[Start]

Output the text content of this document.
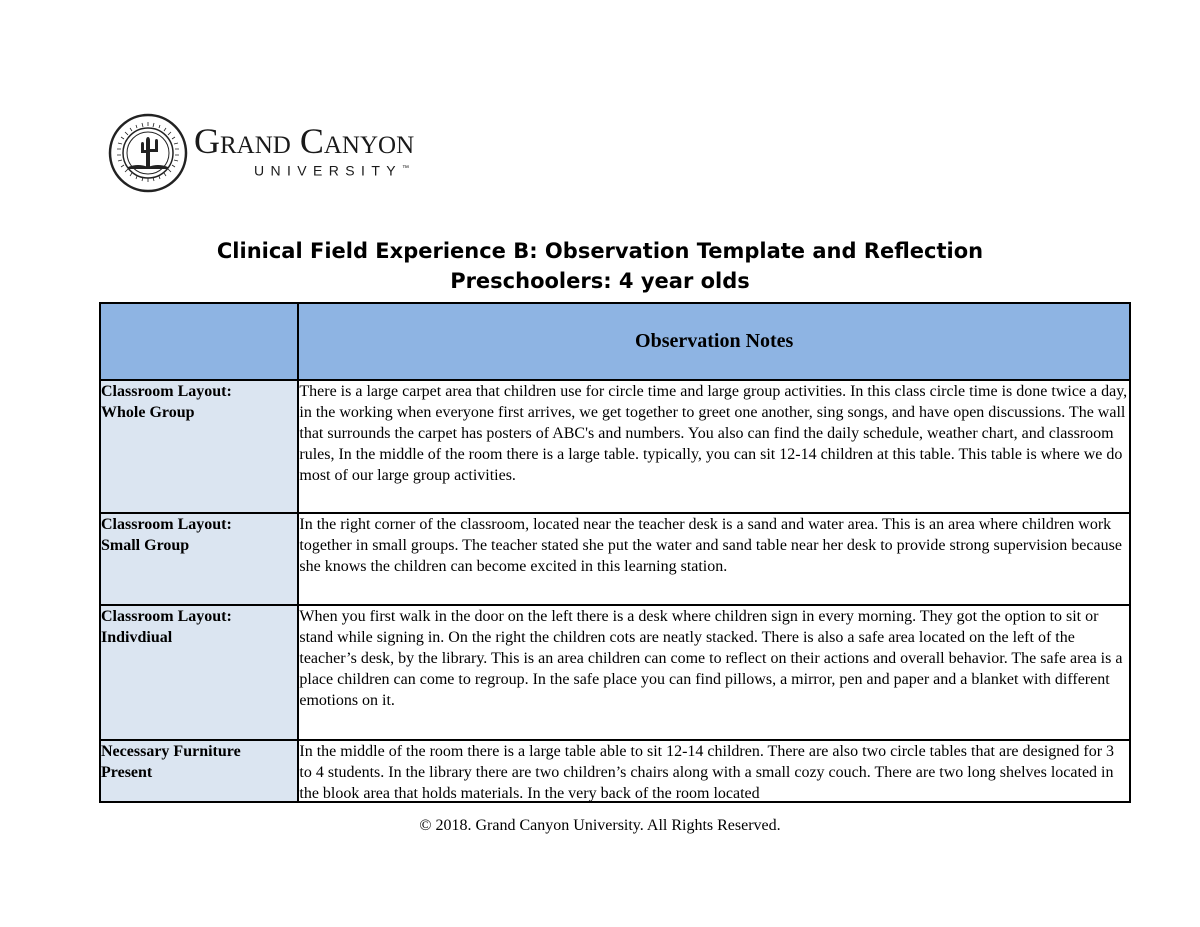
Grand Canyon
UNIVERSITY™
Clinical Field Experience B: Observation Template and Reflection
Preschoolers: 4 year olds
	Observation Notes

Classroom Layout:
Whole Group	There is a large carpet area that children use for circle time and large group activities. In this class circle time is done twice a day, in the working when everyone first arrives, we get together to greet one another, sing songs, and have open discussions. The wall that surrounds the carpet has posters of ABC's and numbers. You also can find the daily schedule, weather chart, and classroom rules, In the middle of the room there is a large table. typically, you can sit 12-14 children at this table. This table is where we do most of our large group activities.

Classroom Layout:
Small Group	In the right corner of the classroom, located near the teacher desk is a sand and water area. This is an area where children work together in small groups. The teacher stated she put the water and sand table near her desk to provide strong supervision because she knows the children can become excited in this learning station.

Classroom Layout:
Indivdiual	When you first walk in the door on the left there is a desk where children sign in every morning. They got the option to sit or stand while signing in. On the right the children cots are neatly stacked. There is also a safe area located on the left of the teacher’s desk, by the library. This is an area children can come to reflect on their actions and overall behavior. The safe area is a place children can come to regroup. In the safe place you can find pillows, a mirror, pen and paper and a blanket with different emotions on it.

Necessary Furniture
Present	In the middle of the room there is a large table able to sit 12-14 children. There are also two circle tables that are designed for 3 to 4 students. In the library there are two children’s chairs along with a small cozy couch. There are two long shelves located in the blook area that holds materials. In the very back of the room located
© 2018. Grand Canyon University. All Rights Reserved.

[End]
[Start]

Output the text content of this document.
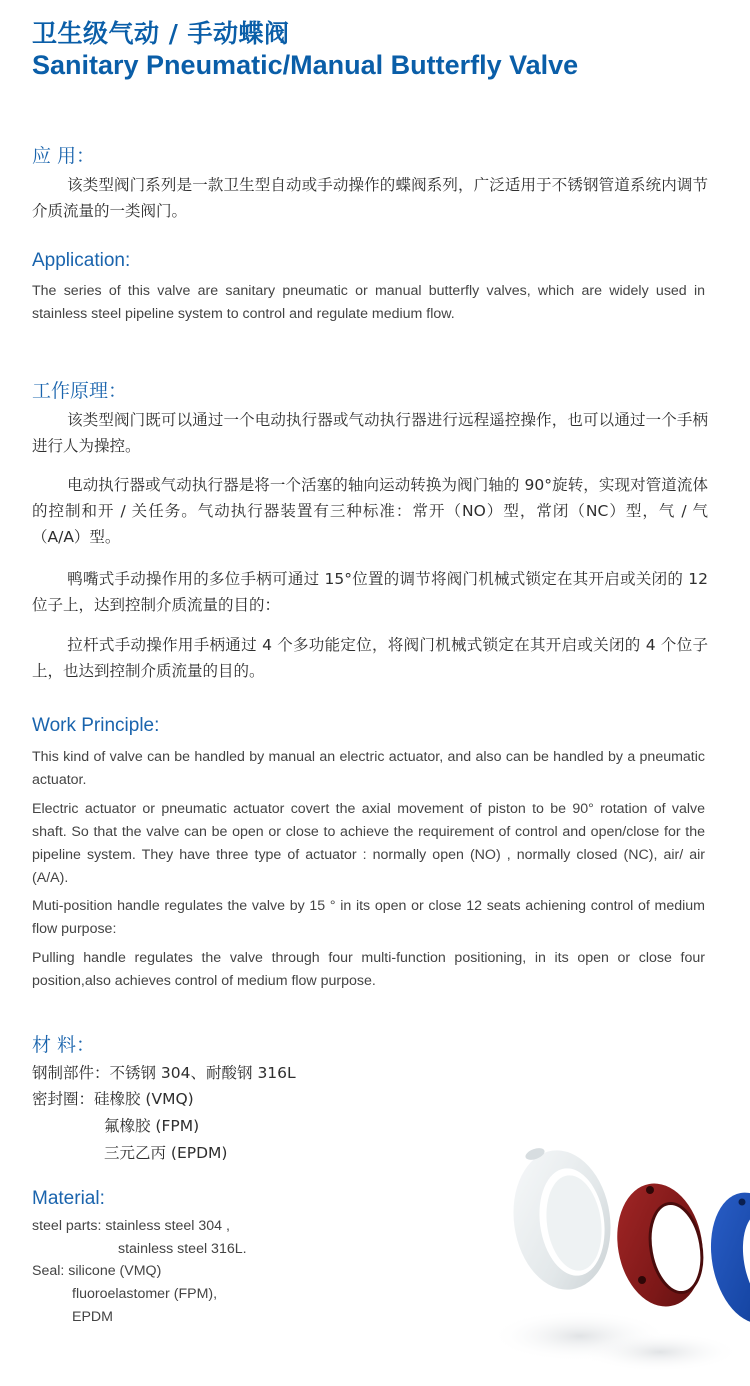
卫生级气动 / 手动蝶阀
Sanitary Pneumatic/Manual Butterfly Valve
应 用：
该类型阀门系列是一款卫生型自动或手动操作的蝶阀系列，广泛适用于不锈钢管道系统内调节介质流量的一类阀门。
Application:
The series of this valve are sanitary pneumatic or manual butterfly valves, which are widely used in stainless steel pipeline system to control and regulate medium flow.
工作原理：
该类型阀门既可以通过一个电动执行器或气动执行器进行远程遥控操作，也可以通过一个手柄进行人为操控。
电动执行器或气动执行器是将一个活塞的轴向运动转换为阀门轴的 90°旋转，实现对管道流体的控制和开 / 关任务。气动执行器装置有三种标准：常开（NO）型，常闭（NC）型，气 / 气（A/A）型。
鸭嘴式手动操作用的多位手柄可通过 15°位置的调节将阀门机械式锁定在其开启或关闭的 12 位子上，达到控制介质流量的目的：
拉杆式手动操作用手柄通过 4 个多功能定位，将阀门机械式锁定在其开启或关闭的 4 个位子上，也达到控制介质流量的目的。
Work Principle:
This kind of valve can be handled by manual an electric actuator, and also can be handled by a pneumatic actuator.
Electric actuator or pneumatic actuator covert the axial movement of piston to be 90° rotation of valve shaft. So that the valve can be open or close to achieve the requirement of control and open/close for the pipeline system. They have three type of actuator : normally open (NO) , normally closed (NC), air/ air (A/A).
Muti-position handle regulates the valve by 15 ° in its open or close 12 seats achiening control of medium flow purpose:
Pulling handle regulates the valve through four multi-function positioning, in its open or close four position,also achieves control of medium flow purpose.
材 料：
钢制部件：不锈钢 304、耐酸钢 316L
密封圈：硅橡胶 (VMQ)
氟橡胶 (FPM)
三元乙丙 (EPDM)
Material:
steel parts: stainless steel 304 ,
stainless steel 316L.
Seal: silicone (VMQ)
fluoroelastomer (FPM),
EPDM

[End]

TASK REQUIREMENTS> Return each line in the records that holds the string "stainless".

FINISHED TASK>
The series of this valve are sanitary pneumatic or manual butterfly valves, which are widely used in stainless steel pipeline system to control and regulate medium flow.
steel parts: stainless steel 304 ,
stainless steel 316L.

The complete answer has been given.